● **Data for processing**
+ + + + +
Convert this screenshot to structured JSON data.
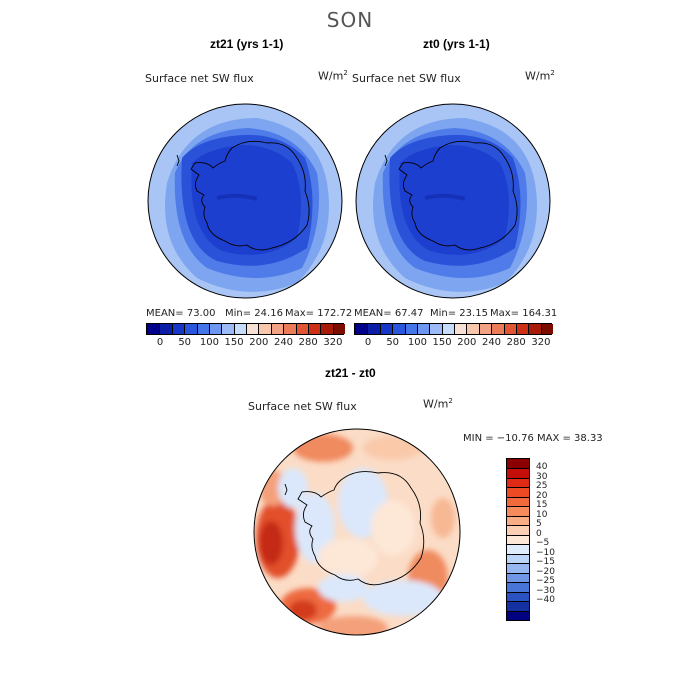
{
  "season": "SON",
  "top_panels": [
    {
      "title": "zt21 (yrs 1-1)",
      "variable": "Surface net SW flux",
      "units": "W/m",
      "units_exp": "2",
      "mean": "MEAN=   73.00",
      "min": "Min=   24.16",
      "max": "Max=  172.72"
    },
    {
      "title": "zt0 (yrs 1-1)",
      "variable": "Surface net SW flux",
      "units": "W/m",
      "units_exp": "2",
      "mean": "MEAN=   67.47",
      "min": "Min=   23.15",
      "max": "Max=  164.31"
    }
  ],
  "top_colorbar": {
    "ticks": [
      "0",
      "50",
      "100",
      "150",
      "200",
      "240",
      "280",
      "320"
    ],
    "colors": [
      "#00008b",
      "#0a1ea8",
      "#1637c8",
      "#2a56de",
      "#4675ea",
      "#6e97f2",
      "#9bbaf7",
      "#c6dcfb",
      "#f7e1d4",
      "#f6c6ad",
      "#f3a384",
      "#ec7b5a",
      "#e25534",
      "#cc3016",
      "#a81a08",
      "#7a0d00"
    ]
  },
  "diff_panel": {
    "title": "zt21 - zt0",
    "variable": "Surface net SW flux",
    "units": "W/m",
    "units_exp": "2",
    "min_max": "MIN = −10.76 MAX =  38.33"
  },
  "diff_colorbar": {
    "ticks": [
      "40",
      "30",
      "25",
      "20",
      "15",
      "10",
      "5",
      "0",
      "−5",
      "−10",
      "−15",
      "−20",
      "−25",
      "−30",
      "−40"
    ],
    "colors": [
      "#8b0000",
      "#c40e0a",
      "#e02a15",
      "#ee4a24",
      "#f26a3c",
      "#f68b5c",
      "#f9ad85",
      "#fbcfb3",
      "#fde7d7",
      "#deecfb",
      "#bcd4f6",
      "#96b7ef",
      "#6f97e6",
      "#4a75d8",
      "#2a52c2",
      "#1430a2",
      "#000080"
    ]
  },
  "chart_data": [
    {
      "type": "heatmap",
      "title": "zt21 (yrs 1-1)",
      "subtitle": "Surface net SW flux",
      "units": "W/m2",
      "projection": "south polar stereographic",
      "stats": {
        "mean": 73.0,
        "min": 24.16,
        "max": 172.72
      },
      "colorbar_levels": [
        0,
        50,
        100,
        150,
        200,
        240,
        280,
        320
      ]
    },
    {
      "type": "heatmap",
      "title": "zt0 (yrs 1-1)",
      "subtitle": "Surface net SW flux",
      "units": "W/m2",
      "projection": "south polar stereographic",
      "stats": {
        "mean": 67.47,
        "min": 23.15,
        "max": 164.31
      },
      "colorbar_levels": [
        0,
        50,
        100,
        150,
        200,
        240,
        280,
        320
      ]
    },
    {
      "type": "heatmap",
      "title": "zt21 - zt0",
      "subtitle": "Surface net SW flux",
      "units": "W/m2",
      "projection": "south polar stereographic",
      "stats": {
        "min": -10.76,
        "max": 38.33
      },
      "colorbar_levels": [
        40,
        30,
        25,
        20,
        15,
        10,
        5,
        0,
        -5,
        -10,
        -15,
        -20,
        -25,
        -30,
        -40
      ]
    }
  ]
}
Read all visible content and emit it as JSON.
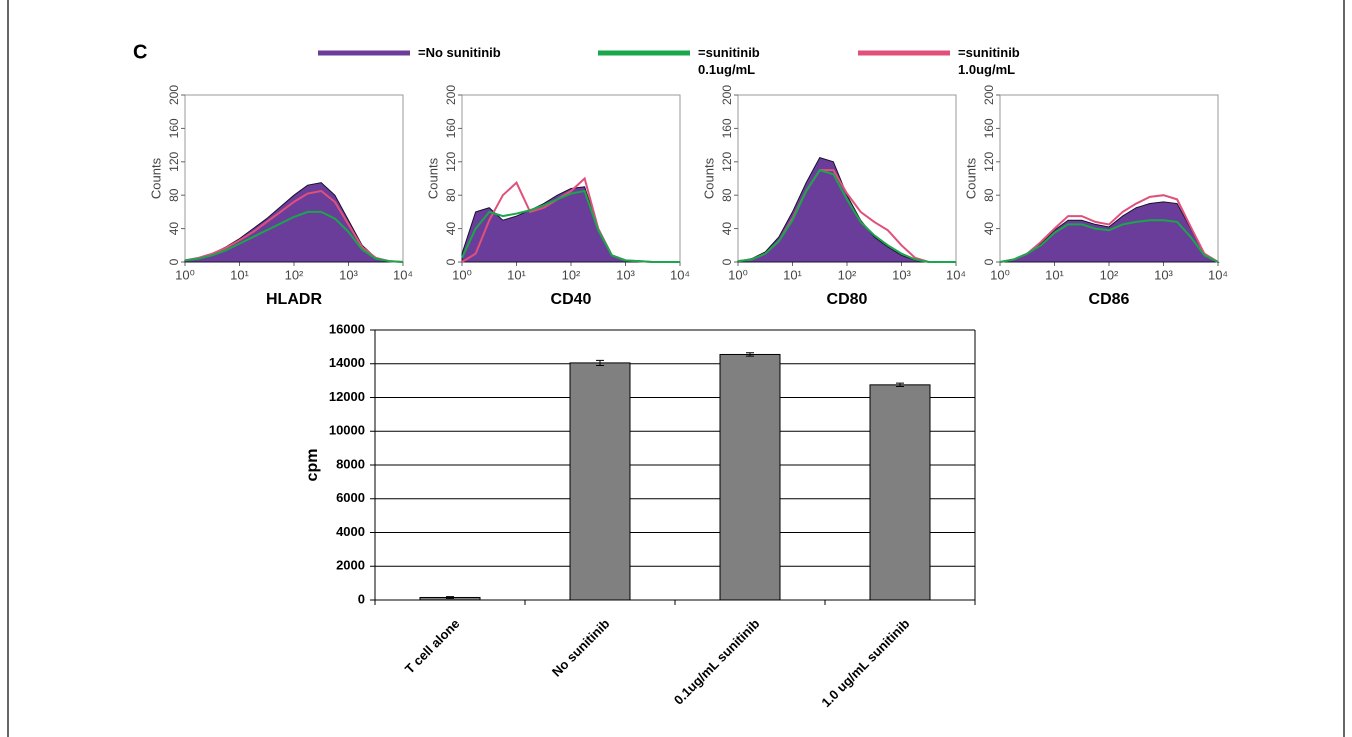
{
  "panel_label": "C",
  "chart_data": [
    {
      "type": "line",
      "xlabel": "HLADR",
      "ylabel": "Counts",
      "xscale": "log",
      "xlim": [
        1,
        10000
      ],
      "xticks": [
        {
          "value": 1,
          "label": "10⁰"
        },
        {
          "value": 10,
          "label": "10¹"
        },
        {
          "value": 100,
          "label": "10²"
        },
        {
          "value": 1000,
          "label": "10³"
        },
        {
          "value": 10000,
          "label": "10⁴"
        }
      ],
      "ylim": [
        0,
        200
      ],
      "yticks": [
        0,
        40,
        80,
        120,
        160,
        200
      ],
      "x": [
        1,
        1.78,
        3.16,
        5.62,
        10,
        17.8,
        31.6,
        56.2,
        100,
        178,
        316,
        562,
        1000,
        1778,
        3162,
        5623,
        10000
      ],
      "series": [
        {
          "name": "=No sunitinib",
          "color": "#6a3d9a",
          "filled": true,
          "values": [
            2,
            5,
            10,
            18,
            28,
            40,
            52,
            66,
            80,
            92,
            95,
            80,
            50,
            20,
            5,
            1,
            0
          ]
        },
        {
          "name": "=sunitinib 0.1ug/mL",
          "color": "#1aa64a",
          "values": [
            2,
            4,
            8,
            14,
            22,
            30,
            38,
            46,
            54,
            60,
            60,
            52,
            36,
            15,
            4,
            1,
            0
          ]
        },
        {
          "name": "=sunitinib 1.0ug/mL",
          "color": "#e0507a",
          "values": [
            2,
            5,
            10,
            17,
            26,
            36,
            48,
            60,
            72,
            82,
            85,
            72,
            45,
            18,
            5,
            1,
            0
          ]
        }
      ]
    },
    {
      "type": "line",
      "xlabel": "CD40",
      "ylabel": "Counts",
      "xscale": "log",
      "xlim": [
        1,
        10000
      ],
      "xticks": [
        {
          "value": 1,
          "label": "10⁰"
        },
        {
          "value": 10,
          "label": "10¹"
        },
        {
          "value": 100,
          "label": "10²"
        },
        {
          "value": 1000,
          "label": "10³"
        },
        {
          "value": 10000,
          "label": "10⁴"
        }
      ],
      "ylim": [
        0,
        200
      ],
      "yticks": [
        0,
        40,
        80,
        120,
        160,
        200
      ],
      "x": [
        1,
        1.78,
        3.16,
        5.62,
        10,
        17.8,
        31.6,
        56.2,
        100,
        178,
        316,
        562,
        1000,
        1778,
        3162,
        5623,
        10000
      ],
      "series": [
        {
          "color": "#6a3d9a",
          "filled": true,
          "values": [
            10,
            60,
            65,
            50,
            55,
            62,
            70,
            80,
            88,
            90,
            40,
            8,
            2,
            1,
            0,
            0,
            0
          ]
        },
        {
          "color": "#1aa64a",
          "values": [
            5,
            40,
            60,
            55,
            58,
            62,
            68,
            75,
            82,
            85,
            38,
            8,
            2,
            1,
            0,
            0,
            0
          ]
        },
        {
          "color": "#e0507a",
          "values": [
            0,
            10,
            50,
            80,
            95,
            60,
            65,
            75,
            85,
            100,
            40,
            8,
            2,
            1,
            0,
            0,
            0
          ]
        }
      ]
    },
    {
      "type": "line",
      "xlabel": "CD80",
      "ylabel": "Counts",
      "xscale": "log",
      "xlim": [
        1,
        10000
      ],
      "xticks": [
        {
          "value": 1,
          "label": "10⁰"
        },
        {
          "value": 10,
          "label": "10¹"
        },
        {
          "value": 100,
          "label": "10²"
        },
        {
          "value": 1000,
          "label": "10³"
        },
        {
          "value": 10000,
          "label": "10⁴"
        }
      ],
      "ylim": [
        0,
        200
      ],
      "yticks": [
        0,
        40,
        80,
        120,
        160,
        200
      ],
      "x": [
        1,
        1.78,
        3.16,
        5.62,
        10,
        17.8,
        31.6,
        56.2,
        100,
        178,
        316,
        562,
        1000,
        1778,
        3162,
        5623,
        10000
      ],
      "series": [
        {
          "color": "#6a3d9a",
          "filled": true,
          "values": [
            1,
            4,
            12,
            30,
            60,
            95,
            125,
            120,
            80,
            50,
            30,
            18,
            8,
            2,
            0,
            0,
            0
          ]
        },
        {
          "color": "#1aa64a",
          "values": [
            1,
            3,
            10,
            25,
            50,
            85,
            110,
            105,
            75,
            48,
            32,
            20,
            10,
            3,
            0,
            0,
            0
          ]
        },
        {
          "color": "#e0507a",
          "values": [
            1,
            3,
            10,
            25,
            52,
            85,
            110,
            110,
            82,
            60,
            48,
            38,
            20,
            5,
            0,
            0,
            0
          ]
        }
      ]
    },
    {
      "type": "line",
      "xlabel": "CD86",
      "ylabel": "Counts",
      "xscale": "log",
      "xlim": [
        1,
        10000
      ],
      "xticks": [
        {
          "value": 1,
          "label": "10⁰"
        },
        {
          "value": 10,
          "label": "10¹"
        },
        {
          "value": 100,
          "label": "10²"
        },
        {
          "value": 1000,
          "label": "10³"
        },
        {
          "value": 10000,
          "label": "10⁴"
        }
      ],
      "ylim": [
        0,
        200
      ],
      "yticks": [
        0,
        40,
        80,
        120,
        160,
        200
      ],
      "x": [
        1,
        1.78,
        3.16,
        5.62,
        10,
        17.8,
        31.6,
        56.2,
        100,
        178,
        316,
        562,
        1000,
        1778,
        3162,
        5623,
        10000
      ],
      "series": [
        {
          "color": "#6a3d9a",
          "filled": true,
          "values": [
            0,
            3,
            10,
            22,
            38,
            50,
            50,
            45,
            42,
            55,
            65,
            70,
            72,
            70,
            40,
            10,
            0
          ]
        },
        {
          "color": "#1aa64a",
          "values": [
            0,
            3,
            10,
            20,
            35,
            45,
            45,
            40,
            38,
            45,
            48,
            50,
            50,
            48,
            30,
            8,
            0
          ]
        },
        {
          "color": "#e0507a",
          "values": [
            0,
            3,
            10,
            24,
            40,
            55,
            55,
            48,
            45,
            60,
            70,
            78,
            80,
            75,
            42,
            10,
            0
          ]
        }
      ]
    },
    {
      "type": "bar",
      "ylabel": "cpm",
      "categories": [
        "T cell alone",
        "No sunitinib",
        "0.1ug/mL sunitinib",
        "1.0 ug/mL sunitinib"
      ],
      "values": [
        150,
        14050,
        14550,
        12750
      ],
      "errors": [
        50,
        150,
        100,
        100
      ],
      "color": "#808080",
      "ylim": [
        0,
        16000
      ],
      "yticks": [
        0,
        2000,
        4000,
        6000,
        8000,
        10000,
        12000,
        14000,
        16000
      ],
      "grid": true
    }
  ]
}
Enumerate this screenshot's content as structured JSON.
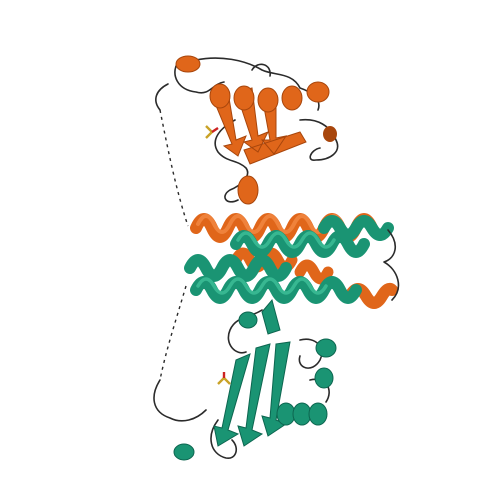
{
  "image": {
    "background": "#ffffff",
    "chains": [
      {
        "name": "chain-a",
        "color": "#e0661a",
        "shade": "#a8460c",
        "highlight": "#f28a44"
      },
      {
        "name": "chain-b",
        "color": "#1a9473",
        "shade": "#0d6650",
        "highlight": "#3fbf98"
      }
    ],
    "loop_color": "#2b2b2b",
    "element_colors": {
      "sulfur": "#c9a227",
      "oxygen": "#cc2222"
    }
  }
}
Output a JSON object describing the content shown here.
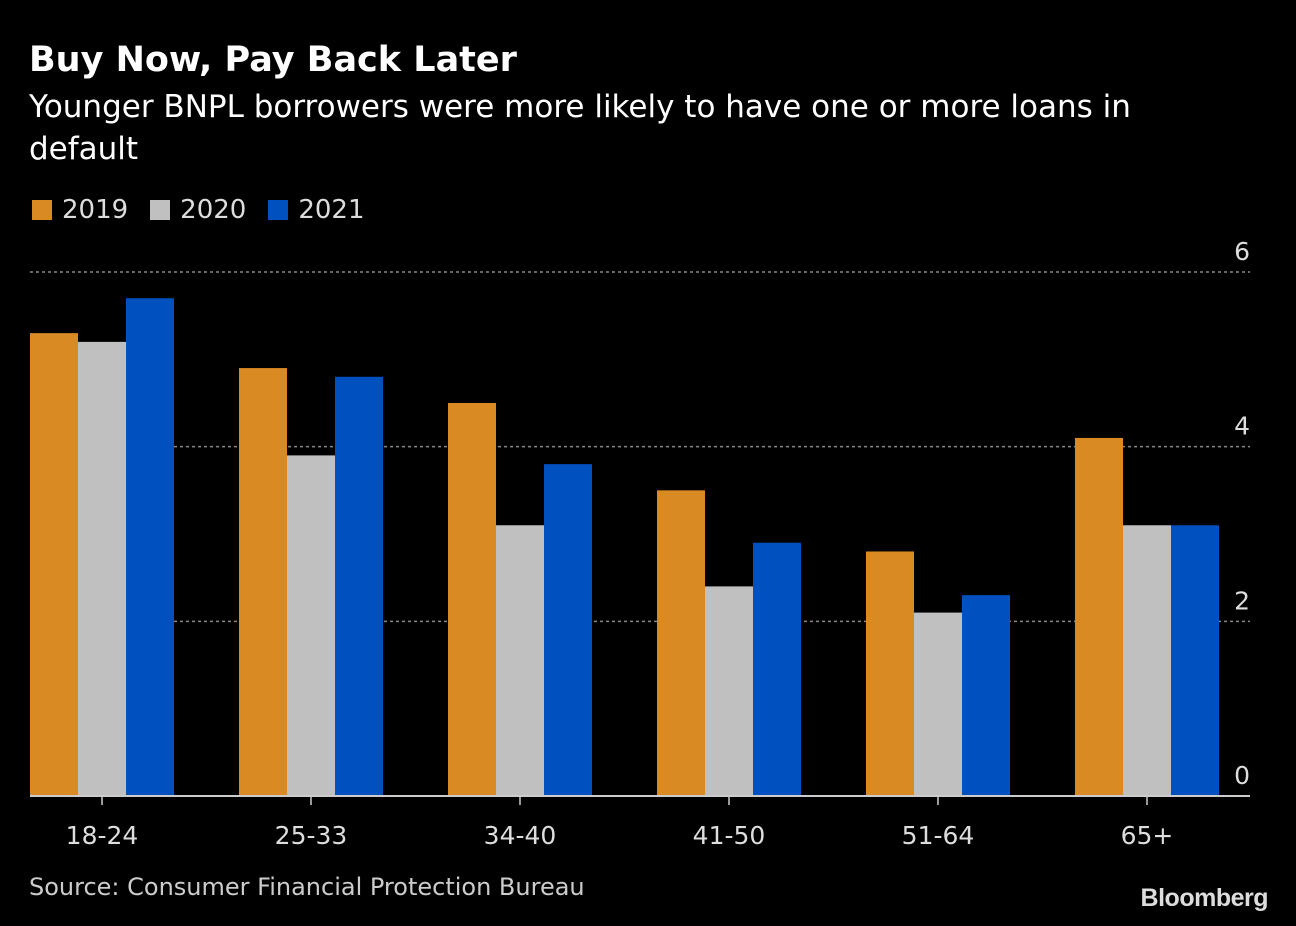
{
  "chart_data": {
    "type": "bar",
    "title": "Buy Now, Pay Back Later",
    "subtitle": "Younger BNPL borrowers were more likely to have one or more loans in default",
    "categories": [
      "18-24",
      "25-33",
      "34-40",
      "41-50",
      "51-64",
      "65+"
    ],
    "series": [
      {
        "name": "2019",
        "color": "#d98a22",
        "values": [
          5.3,
          4.9,
          4.5,
          3.5,
          2.8,
          4.1
        ]
      },
      {
        "name": "2020",
        "color": "#c0c0c0",
        "values": [
          5.2,
          3.9,
          3.1,
          2.4,
          2.1,
          3.1
        ]
      },
      {
        "name": "2021",
        "color": "#0050c0",
        "values": [
          5.7,
          4.8,
          3.8,
          2.9,
          2.3,
          3.1
        ]
      }
    ],
    "ylim": [
      0,
      6
    ],
    "yticks": [
      "0",
      "2",
      "4",
      "6"
    ],
    "grid": true,
    "legend_position": "top-left",
    "xlabel": "",
    "ylabel": "",
    "source": "Source: Consumer Financial Protection Bureau",
    "logo": "Bloomberg"
  }
}
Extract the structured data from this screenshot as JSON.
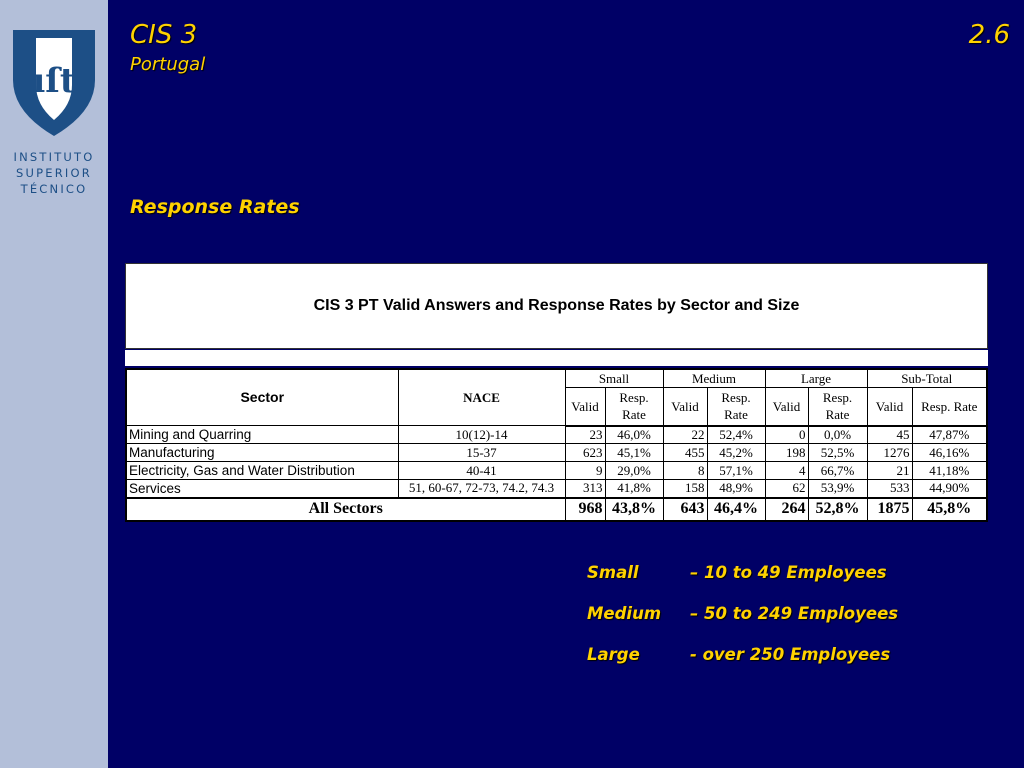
{
  "logo": {
    "line1": "INSTITUTO",
    "line2": "SUPERIOR",
    "line3": "TÉCNICO",
    "mark": "IST"
  },
  "header": {
    "title": "CIS 3",
    "subtitle": "Portugal",
    "slide_number": "2.6"
  },
  "section_title": "Response Rates",
  "table": {
    "caption": "CIS 3 PT Valid Answers and Response Rates by Sector and Size",
    "headers": {
      "sector": "Sector",
      "nace": "NACE",
      "groups": [
        "Small",
        "Medium",
        "Large",
        "Sub-Total"
      ],
      "valid": "Valid",
      "rate": "Resp. Rate"
    },
    "rows": [
      {
        "sector": "Mining and Quarring",
        "nace": "10(12)-14",
        "values": [
          "23",
          "46,0%",
          "22",
          "52,4%",
          "0",
          "0,0%",
          "45",
          "47,87%"
        ]
      },
      {
        "sector": "Manufacturing",
        "nace": "15-37",
        "values": [
          "623",
          "45,1%",
          "455",
          "45,2%",
          "198",
          "52,5%",
          "1276",
          "46,16%"
        ]
      },
      {
        "sector": "Electricity, Gas and Water Distribution",
        "nace": "40-41",
        "values": [
          "9",
          "29,0%",
          "8",
          "57,1%",
          "4",
          "66,7%",
          "21",
          "41,18%"
        ]
      },
      {
        "sector": "Services",
        "nace": "51, 60-67, 72-73, 74.2, 74.3",
        "values": [
          "313",
          "41,8%",
          "158",
          "48,9%",
          "62",
          "53,9%",
          "533",
          "44,90%"
        ]
      }
    ],
    "total": {
      "label": "All Sectors",
      "values": [
        "968",
        "43,8%",
        "643",
        "46,4%",
        "264",
        "52,8%",
        "1875",
        "45,8%"
      ]
    }
  },
  "legend": [
    {
      "term": "Small",
      "desc": "– 10 to 49 Employees"
    },
    {
      "term": "Medium",
      "desc": "– 50 to 249 Employees"
    },
    {
      "term": "Large",
      "desc": "- over 250 Employees"
    }
  ]
}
+ + + + +
● **Goal**
In the listing above, locate each line with "screenshot" and copy it.

● **Written response**
Convert this screenshot to structured JSON data.
Enumerate this screenshot's content as structured JSON.
Extract the structured data from this screenshot as JSON.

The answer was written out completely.